Çıkarılan Metin:
• Sonuç bulunamadı

2. BÖLÜM GÜZELLİK ENDÜSTRİSİ GÜZELLİK ENDÜSTRİSİ

2.2. Güzellik Endüstrisi ve Medya

Her şeyin hızla tüketildiği çağımızda, tüketim kavramı da farklı bir boyut ve anlam içerisinde ele alınmaktadır. Tüketim artık bireyin özgün bir etkinliği değil, zorunlu bir eylemi olarak kabul edilmektedir. “Tüketim Toplumu” olarak adlandırdığımız günümüz toplumlarının değişime uğrayan yapısı içerisinde gerçek ihtiyaçlar ve sahte ihtiyaçlar arasında geçmiş yüzyıllarda yapılan ayrım ortadan kalkmış bu iki ihtiyaç tipi birbirine karışmıştır. Bu toplum yapısı içerisinde elbette medya içerisindeki anlamın da değişikliğe uğrayarak tüketilmeye başladığı görülmektedir. Modern toplumların ve günümüzde enformasyon toplumlarının temeli sayılan medya, bilginin kitlelere ulaşmasını ve yayılmasını sağlayan tüm kitle iletişim araçlarına verilen ortak isimdir (Öker, 2005: 237).

McLuhan, “Araç Mesajdır (Altay, 2005: 15)” sözü ile iletişim alanında en çok tartışılan isimlerden birisidir. McLuhan, bu cümlesiyle medyanın, yani aracın bizim algımızı şekillendirdiğini ve yeniden şekillendirdiğini söyleyerek aracın ilettiği mesajdan çok insan üzerindeki etkisinin ne denli önemli olduğunu göstermeye çalışır. Mesaja nazaran aracın (medyanın) insanların düşünce yapılarını ve algılayışlarını değiştirdiğini savunan McLuhan, her bir medya aracının bireyler üzerinde farklı etkileri olduğunu savunur (Altay, 2005: 15-16). Baudrillard da tıpkı McLuhan gibi düşünmektedir. Özellikle günümüz toplumlarında medya tarafından yansıtılan haberdeki anlamın tüketilmeye başlamasıyla medyanın eleştirel yanının yok edildiği, bunun yerine medyanın büyüleyiciliğinin geçtiğini savunmaktadır.

Açıklamalı öğe listeleri

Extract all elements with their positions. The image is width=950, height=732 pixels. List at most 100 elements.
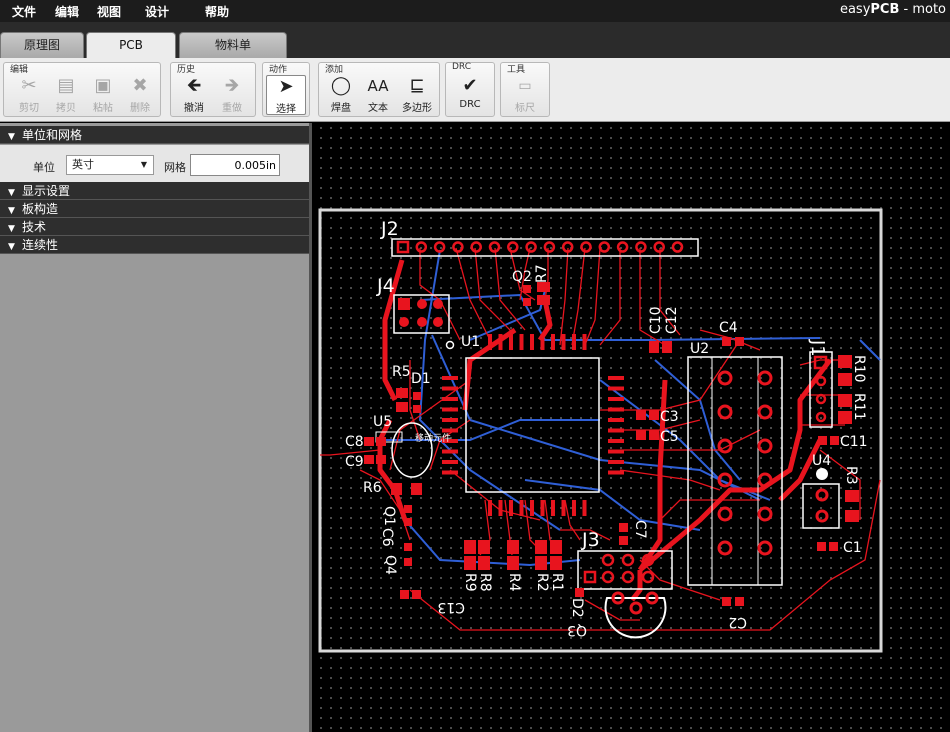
j2-pads xyxy=(396,240,684,254)
ref-r9: R9 xyxy=(462,573,478,592)
j2-pad xyxy=(635,241,647,253)
u1-pad xyxy=(530,334,534,350)
unit-select[interactable]: 英寸 ▼ xyxy=(66,155,154,175)
u1-pad xyxy=(608,470,624,475)
ref-c12: C12 xyxy=(664,306,680,334)
undo-button[interactable]: 🡸 撤消 xyxy=(174,75,214,115)
u1-pad xyxy=(442,407,458,412)
u1-pad xyxy=(572,334,576,350)
toolbar: 编辑 ✂ 剪切 ▤ 拷贝 ▣ 粘帖 ✖ 删除 历史 🡸 撤消 🡺 重做 动作 ➤… xyxy=(0,58,950,122)
redo-button[interactable]: 🡺 重做 xyxy=(212,75,252,115)
u1-pin1-marker xyxy=(445,340,455,350)
j2-pad xyxy=(525,241,537,253)
u1-pad xyxy=(442,428,458,433)
ref-u5: U5 xyxy=(373,414,392,430)
text-icon: AA xyxy=(367,77,389,95)
group-title: 编辑 xyxy=(10,65,29,75)
tab-pcb[interactable]: PCB xyxy=(86,32,176,58)
menu-design[interactable]: 设计 xyxy=(145,3,169,20)
u1-pad xyxy=(442,376,458,380)
section-technology[interactable]: ▼ 技术 xyxy=(0,218,309,236)
delete-button[interactable]: ✖ 删除 xyxy=(120,75,160,115)
pad-button[interactable]: ◯ 焊盘 xyxy=(321,75,361,115)
j2-pad xyxy=(653,241,665,253)
u1-pad xyxy=(608,386,624,391)
ref-q2: Q2 xyxy=(512,269,532,285)
ref-q1: Q1 xyxy=(381,506,397,526)
drc-button[interactable]: ✔ DRC xyxy=(450,75,490,115)
ref-j3: J3 xyxy=(581,529,600,551)
ref-c3: C3 xyxy=(660,409,679,425)
section-units-grid[interactable]: ▼ 单位和网格 xyxy=(0,126,309,144)
u1-pad xyxy=(540,500,545,516)
scissors-icon: ✂ xyxy=(21,75,37,96)
u1-pad xyxy=(608,439,624,443)
ref-c7: C7 xyxy=(632,520,648,539)
u1-pad xyxy=(608,428,624,433)
section-board-construction[interactable]: ▼ 板构造 xyxy=(0,200,309,218)
ref-r10: R10 xyxy=(851,355,867,383)
j2-pad xyxy=(488,241,501,253)
ref-c2: C2 xyxy=(728,614,747,630)
u1-pad xyxy=(442,460,458,464)
properties-panel: ▼单位和网格 单位 英寸 ▼ 网格 ▼显示设置 ▼板构造 ▼技术 ▼连续性 xyxy=(0,123,312,732)
menu-view[interactable]: 视图 xyxy=(97,3,121,20)
ref-j4: J4 xyxy=(376,275,395,297)
ruler-button[interactable]: ▭ 标尺 xyxy=(505,75,545,115)
u1-pad xyxy=(519,334,524,350)
ref-r8: R8 xyxy=(477,573,493,592)
menu-file[interactable]: 文件 xyxy=(12,3,36,20)
pad-circle-icon: ◯ xyxy=(330,75,352,96)
grid-label: 网格 xyxy=(164,161,186,174)
grid-size-input[interactable] xyxy=(190,154,280,176)
polygon-button[interactable]: ⊑ 多边形 xyxy=(397,75,437,115)
u1-pad xyxy=(509,500,513,516)
ref-c13: C13 xyxy=(437,599,465,615)
tab-schematic[interactable]: 原理图 xyxy=(0,32,84,58)
u1-pad xyxy=(561,334,566,350)
u4-pads xyxy=(815,488,829,523)
menu-edit[interactable]: 编辑 xyxy=(55,3,79,20)
cut-button[interactable]: ✂ 剪切 xyxy=(9,75,49,115)
paste-button[interactable]: ▣ 粘帖 xyxy=(83,75,123,115)
u1-pad xyxy=(509,334,513,350)
u1-pad xyxy=(498,334,503,350)
j2-pad xyxy=(671,241,684,253)
toolbar-group-history: 历史 🡸 撤消 🡺 重做 xyxy=(170,62,256,117)
ref-d2: D2 xyxy=(569,598,585,618)
j2-pad xyxy=(543,241,556,253)
u1-pad xyxy=(442,449,458,454)
u1-pad xyxy=(540,334,545,350)
delete-x-icon: ✖ xyxy=(132,75,148,96)
text-button[interactable]: AA 文本 xyxy=(358,75,398,115)
pcb-canvas[interactable]: J2 J4 Q2 R7 U1 C10 C12 C4 U2 J1 R10 R11 … xyxy=(316,123,950,732)
board-outline xyxy=(318,208,883,653)
ref-r2: R2 xyxy=(534,573,550,592)
u1-pad xyxy=(498,500,503,516)
ref-c6: C6 xyxy=(379,528,395,547)
ref-q3: Q3 xyxy=(567,622,587,638)
u1-pad xyxy=(530,500,534,516)
section-connectivity[interactable]: ▼ 连续性 xyxy=(0,236,309,254)
polygon-icon: ⊑ xyxy=(409,75,425,96)
pcb-drawing[interactable]: J2 J4 Q2 R7 U1 C10 C12 C4 U2 J1 R10 R11 … xyxy=(316,123,950,732)
select-button[interactable]: ➤ 选择 xyxy=(266,75,306,115)
u1-pad xyxy=(442,418,458,422)
toolbar-group-action: 动作 ➤ 选择 xyxy=(262,62,310,117)
j2-pad xyxy=(507,241,519,253)
tab-bom[interactable]: 物料单 xyxy=(179,32,287,58)
menu-help[interactable]: 帮助 xyxy=(205,3,229,20)
ref-u1: U1 xyxy=(461,334,480,350)
ref-r6: R6 xyxy=(363,480,382,496)
menubar: 文件 编辑 视图 设计 帮助 easyPCB - moto xyxy=(0,0,950,22)
u1-pad xyxy=(608,418,624,422)
copy-button[interactable]: ▤ 拷贝 xyxy=(46,75,86,115)
u1-pad xyxy=(551,500,555,516)
u1-pad xyxy=(608,460,624,464)
section-display-settings[interactable]: ▼ 显示设置 xyxy=(0,182,309,200)
u1-pad xyxy=(608,376,624,380)
ref-j2: J2 xyxy=(380,218,399,240)
ref-d1: D1 xyxy=(411,371,431,387)
j2-pad xyxy=(452,241,464,253)
ref-c10: C10 xyxy=(648,306,664,334)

Görevler:
1. Güzellik endüstrisi ve medya metnine göre aşağıdaki soruları yanıtlayın.
(a) Medya, hangi araçlara verilen ortak isim olarak tanımlanıyor?
(b) McLuhan, iletişim alanında hangi sözüyle en çok tartışılan isimlerden biri sayılıyor?
(c) Baudrillard'a göre medyanın eleştirel yanının yerine ne geçmiştir?
2. Güzellik endüstrisi ve medya metninde adı geçen kişiler kimlerdir? Hepsini sıralayın.
3. Güzellik endüstrisi ve medya metnini son cümlesinden sonra sürdürün.

Alıştırma Yanıtları:
1.
(a) Bilginin kitlelere ulaşmasını ve yayılmasını sağlayan tüm kitle iletişim araçlarına.
(b) "Araç Mesajdır" sözüyle.
(c) Medyanın büyüleyiciliği.

2. Öker, McLuhan, Altay, Baudrillard

3.
Büyüleyiciliğin anlamla ilişkisi olmadığı gibi, kitle iletişim araçlarının ilkelerinden birisi de büyülemedir. Bu nedenle artık bireyler için hoşa giden şey ne anlam ne de anlamlılık olacaktır. Bundan dolayı birçok medya aracında daha çok eğlence ve düşünmeyi, habere eleştirel bir tutum sergilemekten kaçınmayı sağlayan söylemler sunulmaktadır. Bu söylemler karşısında anlam ya da anlamlılık aramayan bireyleri büyüleyecek olan şey anlamın nötrlenmesi olacaktır. Günümüzde mesajların anlam kaybı yaşaması, anlamın gösteri karşısında yenik düşerek ikinci planda kalmasına neden olmuştur (Altay, 2005: 237-244). Bu durum bizleri içinde bulunduğumuz toplumun bir “gösteri çağı” olduğu düşüncesine doğru götürmektedir. Neil Postman’a göre (Altay, 2005: 244), “Medya çağı, bir

Gösteri Çağı’dır. Gösteri Çağı’ysa idelojinin yerine kozmetiğin geçtiği, hakikatin imaja yenik düştüğü, her şeyin eğlenceli bir biçimde sunularak içeriksizleştirildiği, insanları parçalara ayırarak tepkisizleştirdiği, algılama ve muhakeme yeteneğinin azaldığı bir dönemdir.”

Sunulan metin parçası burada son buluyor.